** Start of Dataset content **

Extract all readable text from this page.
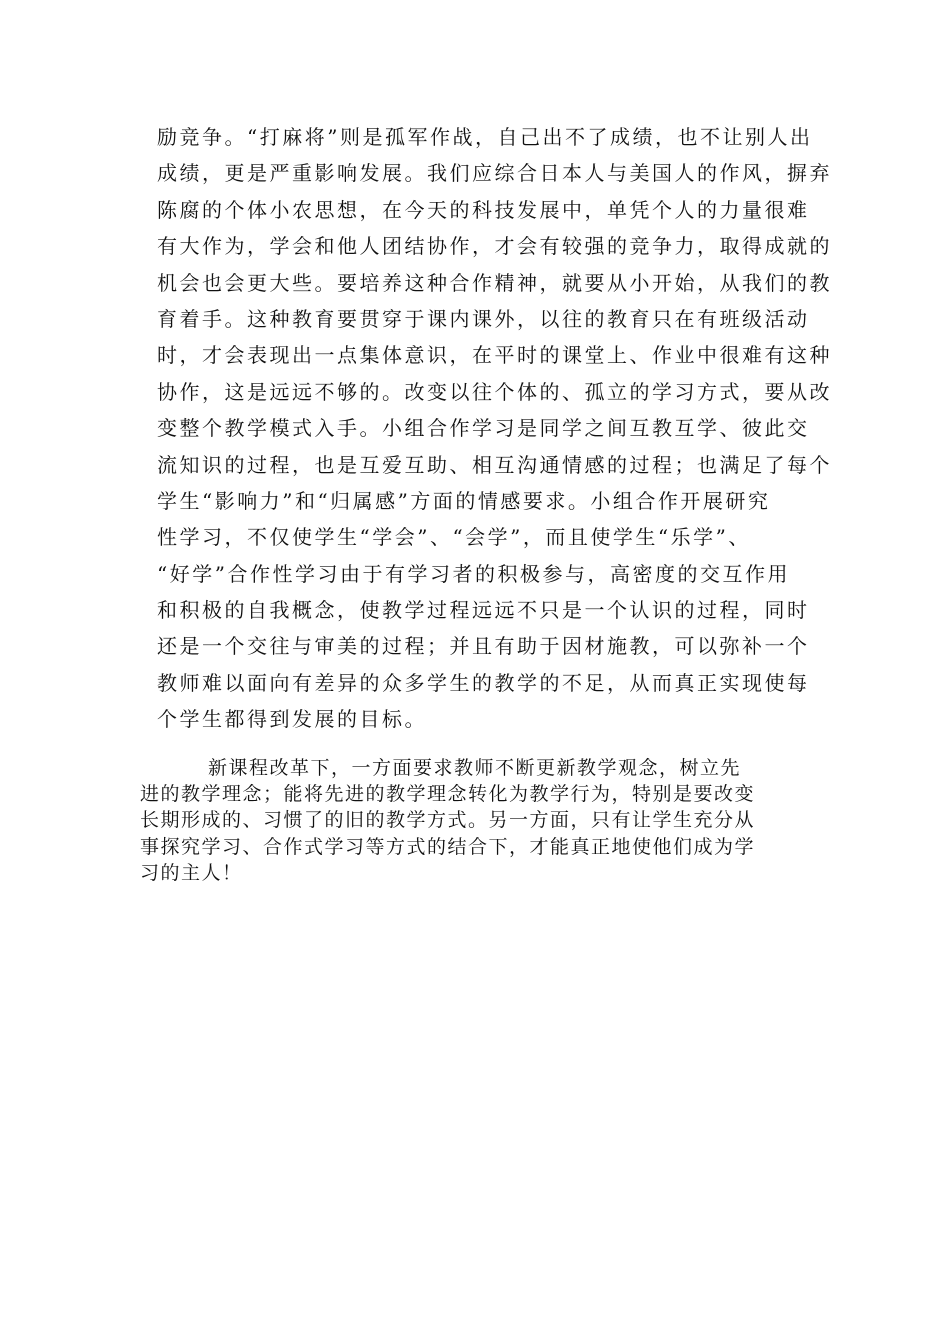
励竞争。“打麻将”则是孤军作战，自己出不了成绩，也不让别人出
成绩，更是严重影响发展。我们应综合日本人与美国人的作风，摒弃
陈腐的个体小农思想，在今天的科技发展中，单凭个人的力量很难
有大作为，学会和他人团结协作，才会有较强的竞争力，取得成就的
机会也会更大些。要培养这种合作精神，就要从小开始，从我们的教
育着手。这种教育要贯穿于课内课外，以往的教育只在有班级活动
时，才会表现出一点集体意识，在平时的课堂上、作业中很难有这种
协作，这是远远不够的。改变以往个体的、孤立的学习方式，要从改
变整个教学模式入手。小组合作学习是同学之间互教互学、彼此交
流知识的过程，也是互爱互助、相互沟通情感的过程；也满足了每个
学生“影响力”和“归属感”方面的情感要求。小组合作开展研究
性学习，不仅使学生“学会”、“会学”，而且使学生“乐学”、
“好学”合作性学习由于有学习者的积极参与，高密度的交互作用
和积极的自我概念，使教学过程远远不只是一个认识的过程，同时
还是一个交往与审美的过程；并且有助于因材施教，可以弥补一个
教师难以面向有差异的众多学生的教学的不足，从而真正实现使每
个学生都得到发展的目标。
新课程改革下，一方面要求教师不断更新教学观念，树立先
进的教学理念；能将先进的教学理念转化为教学行为，特别是要改变
长期形成的、习惯了的旧的教学方式。另一方面，只有让学生充分从
事探究学习、合作式学习等方式的结合下，才能真正地使他们成为学
习的主人！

** End of Dataset content **

Exclude the pictures, and transcribe all of the material exactly.

Extract all readable text from this page.
励竞争。“打麻将”则是孤军作战，自己出不了成绩，也不让别人出
成绩，更是严重影响发展。我们应综合日本人与美国人的作风，摒弃
陈腐的个体小农思想，在今天的科技发展中，单凭个人的力量很难
有大作为，学会和他人团结协作，才会有较强的竞争力，取得成就的
机会也会更大些。要培养这种合作精神，就要从小开始，从我们的教
育着手。这种教育要贯穿于课内课外，以往的教育只在有班级活动
时，才会表现出一点集体意识，在平时的课堂上、作业中很难有这种
协作，这是远远不够的。改变以往个体的、孤立的学习方式，要从改
变整个教学模式入手。小组合作学习是同学之间互教互学、彼此交
流知识的过程，也是互爱互助、相互沟通情感的过程；也满足了每个
学生“影响力”和“归属感”方面的情感要求。小组合作开展研究
性学习，不仅使学生“学会”、“会学”，而且使学生“乐学”、
“好学”合作性学习由于有学习者的积极参与，高密度的交互作用
和积极的自我概念，使教学过程远远不只是一个认识的过程，同时
还是一个交往与审美的过程；并且有助于因材施教，可以弥补一个
教师难以面向有差异的众多学生的教学的不足，从而真正实现使每
个学生都得到发展的目标。
新课程改革下，一方面要求教师不断更新教学观念，树立先
进的教学理念；能将先进的教学理念转化为教学行为，特别是要改变
长期形成的、习惯了的旧的教学方式。另一方面，只有让学生充分从
事探究学习、合作式学习等方式的结合下，才能真正地使他们成为学
习的主人！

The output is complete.